- **Exercise**:
Each line that follows should be printed again exactly as it stands.

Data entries
────────

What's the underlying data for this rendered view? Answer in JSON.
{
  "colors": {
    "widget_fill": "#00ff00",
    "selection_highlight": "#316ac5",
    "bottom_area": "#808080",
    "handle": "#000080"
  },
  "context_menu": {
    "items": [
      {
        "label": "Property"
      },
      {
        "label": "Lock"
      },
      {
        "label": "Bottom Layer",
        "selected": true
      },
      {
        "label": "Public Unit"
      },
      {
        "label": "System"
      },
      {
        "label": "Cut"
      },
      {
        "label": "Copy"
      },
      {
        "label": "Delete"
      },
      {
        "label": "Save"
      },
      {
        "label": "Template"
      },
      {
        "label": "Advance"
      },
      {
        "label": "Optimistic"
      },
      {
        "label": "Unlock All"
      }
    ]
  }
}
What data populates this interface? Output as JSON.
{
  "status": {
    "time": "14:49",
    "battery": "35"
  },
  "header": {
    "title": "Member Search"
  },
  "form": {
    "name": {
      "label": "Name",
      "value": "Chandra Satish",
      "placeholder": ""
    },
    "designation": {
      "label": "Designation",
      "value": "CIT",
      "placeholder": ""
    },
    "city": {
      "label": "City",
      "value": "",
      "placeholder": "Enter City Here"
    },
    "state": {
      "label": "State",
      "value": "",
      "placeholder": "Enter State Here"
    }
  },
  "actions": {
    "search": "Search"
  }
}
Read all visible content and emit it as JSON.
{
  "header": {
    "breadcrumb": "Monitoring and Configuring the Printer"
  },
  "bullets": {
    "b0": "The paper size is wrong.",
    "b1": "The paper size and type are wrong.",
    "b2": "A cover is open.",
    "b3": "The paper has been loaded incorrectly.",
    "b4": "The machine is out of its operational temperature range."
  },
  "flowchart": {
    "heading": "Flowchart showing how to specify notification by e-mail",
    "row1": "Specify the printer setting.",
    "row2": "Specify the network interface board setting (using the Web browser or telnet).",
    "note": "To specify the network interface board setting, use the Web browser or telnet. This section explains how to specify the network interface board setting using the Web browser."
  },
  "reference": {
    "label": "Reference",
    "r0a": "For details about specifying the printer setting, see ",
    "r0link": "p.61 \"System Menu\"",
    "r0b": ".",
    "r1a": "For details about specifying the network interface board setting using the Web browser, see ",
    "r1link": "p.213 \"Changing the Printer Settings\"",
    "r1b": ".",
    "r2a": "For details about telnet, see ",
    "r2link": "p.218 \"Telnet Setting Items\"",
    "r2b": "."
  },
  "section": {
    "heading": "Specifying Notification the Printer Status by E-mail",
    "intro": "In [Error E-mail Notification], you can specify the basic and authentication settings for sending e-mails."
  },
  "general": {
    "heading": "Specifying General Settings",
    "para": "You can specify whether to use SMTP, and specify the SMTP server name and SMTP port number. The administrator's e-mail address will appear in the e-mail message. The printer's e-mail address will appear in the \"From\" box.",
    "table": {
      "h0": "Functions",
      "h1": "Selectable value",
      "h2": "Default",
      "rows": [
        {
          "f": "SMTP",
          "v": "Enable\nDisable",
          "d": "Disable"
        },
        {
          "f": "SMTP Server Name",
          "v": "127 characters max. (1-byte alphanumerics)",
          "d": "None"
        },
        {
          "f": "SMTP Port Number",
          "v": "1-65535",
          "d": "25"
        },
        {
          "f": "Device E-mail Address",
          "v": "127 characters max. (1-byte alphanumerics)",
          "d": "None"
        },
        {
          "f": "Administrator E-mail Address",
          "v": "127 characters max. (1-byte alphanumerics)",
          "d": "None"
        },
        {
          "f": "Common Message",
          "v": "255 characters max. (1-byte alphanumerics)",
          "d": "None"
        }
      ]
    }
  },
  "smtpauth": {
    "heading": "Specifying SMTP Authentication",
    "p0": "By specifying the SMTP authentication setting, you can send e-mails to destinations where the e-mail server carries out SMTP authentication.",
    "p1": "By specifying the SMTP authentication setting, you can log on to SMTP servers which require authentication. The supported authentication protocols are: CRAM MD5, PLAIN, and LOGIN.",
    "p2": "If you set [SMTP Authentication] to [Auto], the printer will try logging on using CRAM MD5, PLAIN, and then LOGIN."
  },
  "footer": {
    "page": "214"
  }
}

────────

- **The completed task**:
What's the underlying data for this rendered view? Answer in JSON.
{
  "colors": {
    "widget_fill": "#00ff00",
    "selection_highlight": "#316ac5",
    "bottom_area": "#808080",
    "handle": "#000080"
  },
  "context_menu": {
    "items": [
      {
        "label": "Property"
      },
      {
        "label": "Lock"
      },
      {
        "label": "Bottom Layer",
        "selected": true
      },
      {
        "label": "Public Unit"
      },
      {
        "label": "System"
      },
      {
        "label": "Cut"
      },
      {
        "label": "Copy"
      },
      {
        "label": "Delete"
      },
      {
        "label": "Save"
      },
      {
        "label": "Template"
      },
      {
        "label": "Advance"
      },
      {
        "label": "Optimistic"
      },
      {
        "label": "Unlock All"
      }
    ]
  }
}
What data populates this interface? Output as JSON.
{
  "status": {
    "time": "14:49",
    "battery": "35"
  },
  "header": {
    "title": "Member Search"
  },
  "form": {
    "name": {
      "label": "Name",
      "value": "Chandra Satish",
      "placeholder": ""
    },
    "designation": {
      "label": "Designation",
      "value": "CIT",
      "placeholder": ""
    },
    "city": {
      "label": "City",
      "value": "",
      "placeholder": "Enter City Here"
    },
    "state": {
      "label": "State",
      "value": "",
      "placeholder": "Enter State Here"
    }
  },
  "actions": {
    "search": "Search"
  }
}
Read all visible content and emit it as JSON.
{
  "header": {
    "breadcrumb": "Monitoring and Configuring the Printer"
  },
  "bullets": {
    "b0": "The paper size is wrong.",
    "b1": "The paper size and type are wrong.",
    "b2": "A cover is open.",
    "b3": "The paper has been loaded incorrectly.",
    "b4": "The machine is out of its operational temperature range."
  },
  "flowchart": {
    "heading": "Flowchart showing how to specify notification by e-mail",
    "row1": "Specify the printer setting.",
    "row2": "Specify the network interface board setting (using the Web browser or telnet).",
    "note": "To specify the network interface board setting, use the Web browser or telnet. This section explains how to specify the network interface board setting using the Web browser."
  },
  "reference": {
    "label": "Reference",
    "r0a": "For details about specifying the printer setting, see ",
    "r0link": "p.61 \"System Menu\"",
    "r0b": ".",
    "r1a": "For details about specifying the network interface board setting using the Web browser, see ",
    "r1link": "p.213 \"Changing the Printer Settings\"",
    "r1b": ".",
    "r2a": "For details about telnet, see ",
    "r2link": "p.218 \"Telnet Setting Items\"",
    "r2b": "."
  },
  "section": {
    "heading": "Specifying Notification the Printer Status by E-mail",
    "intro": "In [Error E-mail Notification], you can specify the basic and authentication settings for sending e-mails."
  },
  "general": {
    "heading": "Specifying General Settings",
    "para": "You can specify whether to use SMTP, and specify the SMTP server name and SMTP port number. The administrator's e-mail address will appear in the e-mail message. The printer's e-mail address will appear in the \"From\" box.",
    "table": {
      "h0": "Functions",
      "h1": "Selectable value",
      "h2": "Default",
      "rows": [
        {
          "f": "SMTP",
          "v": "Enable\nDisable",
          "d": "Disable"
        },
        {
          "f": "SMTP Server Name",
          "v": "127 characters max. (1-byte alphanumerics)",
          "d": "None"
        },
        {
          "f": "SMTP Port Number",
          "v": "1-65535",
          "d": "25"
        },
        {
          "f": "Device E-mail Address",
          "v": "127 characters max. (1-byte alphanumerics)",
          "d": "None"
        },
        {
          "f": "Administrator E-mail Address",
          "v": "127 characters max. (1-byte alphanumerics)",
          "d": "None"
        },
        {
          "f": "Common Message",
          "v": "255 characters max. (1-byte alphanumerics)",
          "d": "None"
        }
      ]
    }
  },
  "smtpauth": {
    "heading": "Specifying SMTP Authentication",
    "p0": "By specifying the SMTP authentication setting, you can send e-mails to destinations where the e-mail server carries out SMTP authentication.",
    "p1": "By specifying the SMTP authentication setting, you can log on to SMTP servers which require authentication. The supported authentication protocols are: CRAM MD5, PLAIN, and LOGIN.",
    "p2": "If you set [SMTP Authentication] to [Auto], the printer will try logging on using CRAM MD5, PLAIN, and then LOGIN."
  },
  "footer": {
    "page": "214"
  }
}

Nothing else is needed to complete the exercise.